• _EXERCISE_
Can you restate the records below word for word?

• _RECORDS FOR THIS EXERCISE_
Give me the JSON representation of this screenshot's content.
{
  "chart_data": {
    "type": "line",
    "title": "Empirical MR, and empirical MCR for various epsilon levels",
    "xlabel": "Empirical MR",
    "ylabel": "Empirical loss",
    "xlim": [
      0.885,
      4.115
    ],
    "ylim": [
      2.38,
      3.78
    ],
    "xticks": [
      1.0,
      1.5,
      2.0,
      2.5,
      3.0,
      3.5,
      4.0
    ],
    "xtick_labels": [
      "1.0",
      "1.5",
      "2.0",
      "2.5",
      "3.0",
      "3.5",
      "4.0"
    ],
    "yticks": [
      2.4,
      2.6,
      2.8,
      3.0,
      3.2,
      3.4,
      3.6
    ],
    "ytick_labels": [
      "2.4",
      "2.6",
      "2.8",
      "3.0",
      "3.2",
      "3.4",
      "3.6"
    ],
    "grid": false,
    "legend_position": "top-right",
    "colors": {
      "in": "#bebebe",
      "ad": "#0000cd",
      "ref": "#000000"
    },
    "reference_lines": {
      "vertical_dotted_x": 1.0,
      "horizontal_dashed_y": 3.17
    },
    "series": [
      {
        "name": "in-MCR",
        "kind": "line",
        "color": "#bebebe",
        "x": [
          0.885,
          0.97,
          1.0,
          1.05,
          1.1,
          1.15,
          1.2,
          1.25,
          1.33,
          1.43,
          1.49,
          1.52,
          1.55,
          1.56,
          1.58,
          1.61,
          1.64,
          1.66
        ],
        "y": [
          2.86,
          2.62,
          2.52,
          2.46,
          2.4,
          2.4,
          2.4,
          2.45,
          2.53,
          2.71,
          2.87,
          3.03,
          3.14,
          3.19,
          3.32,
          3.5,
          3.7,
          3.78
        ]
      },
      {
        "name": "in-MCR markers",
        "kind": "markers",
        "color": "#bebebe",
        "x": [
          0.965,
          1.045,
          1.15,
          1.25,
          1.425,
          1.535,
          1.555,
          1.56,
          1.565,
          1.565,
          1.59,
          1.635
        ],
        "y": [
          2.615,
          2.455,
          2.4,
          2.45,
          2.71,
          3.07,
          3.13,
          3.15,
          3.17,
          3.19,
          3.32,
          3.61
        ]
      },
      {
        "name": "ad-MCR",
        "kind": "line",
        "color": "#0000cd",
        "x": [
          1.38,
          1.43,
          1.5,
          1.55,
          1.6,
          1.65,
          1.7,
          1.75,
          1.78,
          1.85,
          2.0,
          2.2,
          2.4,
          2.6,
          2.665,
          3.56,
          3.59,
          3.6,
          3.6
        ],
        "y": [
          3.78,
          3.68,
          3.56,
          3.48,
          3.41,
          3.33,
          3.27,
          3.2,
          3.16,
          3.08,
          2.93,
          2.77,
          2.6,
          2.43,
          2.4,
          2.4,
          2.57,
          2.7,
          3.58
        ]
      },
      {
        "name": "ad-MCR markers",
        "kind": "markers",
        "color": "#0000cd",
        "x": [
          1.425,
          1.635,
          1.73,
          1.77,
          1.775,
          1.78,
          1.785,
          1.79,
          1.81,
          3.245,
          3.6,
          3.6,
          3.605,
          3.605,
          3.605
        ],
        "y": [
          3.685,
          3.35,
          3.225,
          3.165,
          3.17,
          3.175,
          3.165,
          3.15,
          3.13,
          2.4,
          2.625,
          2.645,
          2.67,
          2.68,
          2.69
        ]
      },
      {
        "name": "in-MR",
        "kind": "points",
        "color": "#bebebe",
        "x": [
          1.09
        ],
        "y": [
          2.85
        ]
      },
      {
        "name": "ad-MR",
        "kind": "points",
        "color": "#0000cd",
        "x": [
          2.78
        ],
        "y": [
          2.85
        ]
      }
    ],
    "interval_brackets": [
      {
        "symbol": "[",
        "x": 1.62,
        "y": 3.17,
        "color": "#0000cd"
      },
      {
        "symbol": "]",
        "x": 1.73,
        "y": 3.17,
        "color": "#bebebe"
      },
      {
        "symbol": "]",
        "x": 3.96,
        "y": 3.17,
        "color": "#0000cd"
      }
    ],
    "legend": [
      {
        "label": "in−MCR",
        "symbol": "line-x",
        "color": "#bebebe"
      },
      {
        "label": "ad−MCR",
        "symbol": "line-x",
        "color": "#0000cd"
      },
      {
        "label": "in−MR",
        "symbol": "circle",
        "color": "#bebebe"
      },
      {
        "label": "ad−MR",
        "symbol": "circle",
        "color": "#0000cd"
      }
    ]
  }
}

• _OUTPUT OF THE EXERCISE_
Give me the JSON representation of this screenshot's content.
{
  "chart_data": {
    "type": "line",
    "title": "Empirical MR, and empirical MCR for various epsilon levels",
    "xlabel": "Empirical MR",
    "ylabel": "Empirical loss",
    "xlim": [
      0.885,
      4.115
    ],
    "ylim": [
      2.38,
      3.78
    ],
    "xticks": [
      1.0,
      1.5,
      2.0,
      2.5,
      3.0,
      3.5,
      4.0
    ],
    "xtick_labels": [
      "1.0",
      "1.5",
      "2.0",
      "2.5",
      "3.0",
      "3.5",
      "4.0"
    ],
    "yticks": [
      2.4,
      2.6,
      2.8,
      3.0,
      3.2,
      3.4,
      3.6
    ],
    "ytick_labels": [
      "2.4",
      "2.6",
      "2.8",
      "3.0",
      "3.2",
      "3.4",
      "3.6"
    ],
    "grid": false,
    "legend_position": "top-right",
    "colors": {
      "in": "#bebebe",
      "ad": "#0000cd",
      "ref": "#000000"
    },
    "reference_lines": {
      "vertical_dotted_x": 1.0,
      "horizontal_dashed_y": 3.17
    },
    "series": [
      {
        "name": "in-MCR",
        "kind": "line",
        "color": "#bebebe",
        "x": [
          0.885,
          0.97,
          1.0,
          1.05,
          1.1,
          1.15,
          1.2,
          1.25,
          1.33,
          1.43,
          1.49,
          1.52,
          1.55,
          1.56,
          1.58,
          1.61,
          1.64,
          1.66
        ],
        "y": [
          2.86,
          2.62,
          2.52,
          2.46,
          2.4,
          2.4,
          2.4,
          2.45,
          2.53,
          2.71,
          2.87,
          3.03,
          3.14,
          3.19,
          3.32,
          3.5,
          3.7,
          3.78
        ]
      },
      {
        "name": "in-MCR markers",
        "kind": "markers",
        "color": "#bebebe",
        "x": [
          0.965,
          1.045,
          1.15,
          1.25,
          1.425,
          1.535,
          1.555,
          1.56,
          1.565,
          1.565,
          1.59,
          1.635
        ],
        "y": [
          2.615,
          2.455,
          2.4,
          2.45,
          2.71,
          3.07,
          3.13,
          3.15,
          3.17,
          3.19,
          3.32,
          3.61
        ]
      },
      {
        "name": "ad-MCR",
        "kind": "line",
        "color": "#0000cd",
        "x": [
          1.38,
          1.43,
          1.5,
          1.55,
          1.6,
          1.65,
          1.7,
          1.75,
          1.78,
          1.85,
          2.0,
          2.2,
          2.4,
          2.6,
          2.665,
          3.56,
          3.59,
          3.6,
          3.6
        ],
        "y": [
          3.78,
          3.68,
          3.56,
          3.48,
          3.41,
          3.33,
          3.27,
          3.2,
          3.16,
          3.08,
          2.93,
          2.77,
          2.6,
          2.43,
          2.4,
          2.4,
          2.57,
          2.7,
          3.58
        ]
      },
      {
        "name": "ad-MCR markers",
        "kind": "markers",
        "color": "#0000cd",
        "x": [
          1.425,
          1.635,
          1.73,
          1.77,
          1.775,
          1.78,
          1.785,
          1.79,
          1.81,
          3.245,
          3.6,
          3.6,
          3.605,
          3.605,
          3.605
        ],
        "y": [
          3.685,
          3.35,
          3.225,
          3.165,
          3.17,
          3.175,
          3.165,
          3.15,
          3.13,
          2.4,
          2.625,
          2.645,
          2.67,
          2.68,
          2.69
        ]
      },
      {
        "name": "in-MR",
        "kind": "points",
        "color": "#bebebe",
        "x": [
          1.09
        ],
        "y": [
          2.85
        ]
      },
      {
        "name": "ad-MR",
        "kind": "points",
        "color": "#0000cd",
        "x": [
          2.78
        ],
        "y": [
          2.85
        ]
      }
    ],
    "interval_brackets": [
      {
        "symbol": "[",
        "x": 1.62,
        "y": 3.17,
        "color": "#0000cd"
      },
      {
        "symbol": "]",
        "x": 1.73,
        "y": 3.17,
        "color": "#bebebe"
      },
      {
        "symbol": "]",
        "x": 3.96,
        "y": 3.17,
        "color": "#0000cd"
      }
    ],
    "legend": [
      {
        "label": "in−MCR",
        "symbol": "line-x",
        "color": "#bebebe"
      },
      {
        "label": "ad−MCR",
        "symbol": "line-x",
        "color": "#0000cd"
      },
      {
        "label": "in−MR",
        "symbol": "circle",
        "color": "#bebebe"
      },
      {
        "label": "ad−MR",
        "symbol": "circle",
        "color": "#0000cd"
      }
    ]
  }
}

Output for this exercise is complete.